>>
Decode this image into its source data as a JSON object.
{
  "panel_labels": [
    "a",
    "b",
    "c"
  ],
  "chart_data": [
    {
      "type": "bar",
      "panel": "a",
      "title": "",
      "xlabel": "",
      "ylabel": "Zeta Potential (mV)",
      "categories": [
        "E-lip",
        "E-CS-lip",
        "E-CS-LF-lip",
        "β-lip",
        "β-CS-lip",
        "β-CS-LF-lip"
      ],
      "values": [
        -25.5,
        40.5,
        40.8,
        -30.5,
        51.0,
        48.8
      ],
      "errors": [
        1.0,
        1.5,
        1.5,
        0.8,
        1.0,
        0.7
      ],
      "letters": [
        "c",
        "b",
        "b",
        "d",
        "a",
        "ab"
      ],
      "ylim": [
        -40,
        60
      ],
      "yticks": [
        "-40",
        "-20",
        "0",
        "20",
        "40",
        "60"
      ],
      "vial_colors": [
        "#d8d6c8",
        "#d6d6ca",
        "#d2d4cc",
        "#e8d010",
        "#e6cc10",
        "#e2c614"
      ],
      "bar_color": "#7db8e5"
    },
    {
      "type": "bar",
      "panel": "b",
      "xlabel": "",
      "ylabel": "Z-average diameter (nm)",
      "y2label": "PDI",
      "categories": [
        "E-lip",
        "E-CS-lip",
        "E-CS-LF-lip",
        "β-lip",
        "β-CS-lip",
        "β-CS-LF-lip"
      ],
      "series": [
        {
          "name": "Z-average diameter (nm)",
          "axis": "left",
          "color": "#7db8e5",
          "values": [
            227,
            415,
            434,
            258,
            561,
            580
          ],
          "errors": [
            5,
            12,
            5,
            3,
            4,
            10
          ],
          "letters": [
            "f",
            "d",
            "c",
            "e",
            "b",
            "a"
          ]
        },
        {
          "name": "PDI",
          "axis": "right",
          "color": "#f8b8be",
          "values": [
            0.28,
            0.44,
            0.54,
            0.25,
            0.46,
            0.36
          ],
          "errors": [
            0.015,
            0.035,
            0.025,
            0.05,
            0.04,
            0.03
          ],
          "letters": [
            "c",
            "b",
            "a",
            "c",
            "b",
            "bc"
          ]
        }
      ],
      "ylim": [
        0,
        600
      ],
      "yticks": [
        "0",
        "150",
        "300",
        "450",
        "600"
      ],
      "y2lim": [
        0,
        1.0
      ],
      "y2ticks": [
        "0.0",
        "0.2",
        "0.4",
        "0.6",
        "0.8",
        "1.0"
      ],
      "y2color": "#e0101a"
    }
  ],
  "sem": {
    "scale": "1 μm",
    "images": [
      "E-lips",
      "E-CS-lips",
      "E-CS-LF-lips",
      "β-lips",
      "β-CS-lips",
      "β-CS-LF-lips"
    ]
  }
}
<<
Stated problem:
All the data must be duplicated exactly, with nothing added or removed.

Exercise answer:
Decode this image into its source data as a JSON object.
{
  "panel_labels": [
    "a",
    "b",
    "c"
  ],
  "chart_data": [
    {
      "type": "bar",
      "panel": "a",
      "title": "",
      "xlabel": "",
      "ylabel": "Zeta Potential (mV)",
      "categories": [
        "E-lip",
        "E-CS-lip",
        "E-CS-LF-lip",
        "β-lip",
        "β-CS-lip",
        "β-CS-LF-lip"
      ],
      "values": [
        -25.5,
        40.5,
        40.8,
        -30.5,
        51.0,
        48.8
      ],
      "errors": [
        1.0,
        1.5,
        1.5,
        0.8,
        1.0,
        0.7
      ],
      "letters": [
        "c",
        "b",
        "b",
        "d",
        "a",
        "ab"
      ],
      "ylim": [
        -40,
        60
      ],
      "yticks": [
        "-40",
        "-20",
        "0",
        "20",
        "40",
        "60"
      ],
      "vial_colors": [
        "#d8d6c8",
        "#d6d6ca",
        "#d2d4cc",
        "#e8d010",
        "#e6cc10",
        "#e2c614"
      ],
      "bar_color": "#7db8e5"
    },
    {
      "type": "bar",
      "panel": "b",
      "xlabel": "",
      "ylabel": "Z-average diameter (nm)",
      "y2label": "PDI",
      "categories": [
        "E-lip",
        "E-CS-lip",
        "E-CS-LF-lip",
        "β-lip",
        "β-CS-lip",
        "β-CS-LF-lip"
      ],
      "series": [
        {
          "name": "Z-average diameter (nm)",
          "axis": "left",
          "color": "#7db8e5",
          "values": [
            227,
            415,
            434,
            258,
            561,
            580
          ],
          "errors": [
            5,
            12,
            5,
            3,
            4,
            10
          ],
          "letters": [
            "f",
            "d",
            "c",
            "e",
            "b",
            "a"
          ]
        },
        {
          "name": "PDI",
          "axis": "right",
          "color": "#f8b8be",
          "values": [
            0.28,
            0.44,
            0.54,
            0.25,
            0.46,
            0.36
          ],
          "errors": [
            0.015,
            0.035,
            0.025,
            0.05,
            0.04,
            0.03
          ],
          "letters": [
            "c",
            "b",
            "a",
            "c",
            "b",
            "bc"
          ]
        }
      ],
      "ylim": [
        0,
        600
      ],
      "yticks": [
        "0",
        "150",
        "300",
        "450",
        "600"
      ],
      "y2lim": [
        0,
        1.0
      ],
      "y2ticks": [
        "0.0",
        "0.2",
        "0.4",
        "0.6",
        "0.8",
        "1.0"
      ],
      "y2color": "#e0101a"
    }
  ],
  "sem": {
    "scale": "1 μm",
    "images": [
      "E-lips",
      "E-CS-lips",
      "E-CS-LF-lips",
      "β-lips",
      "β-CS-lips",
      "β-CS-LF-lips"
    ]
  }
}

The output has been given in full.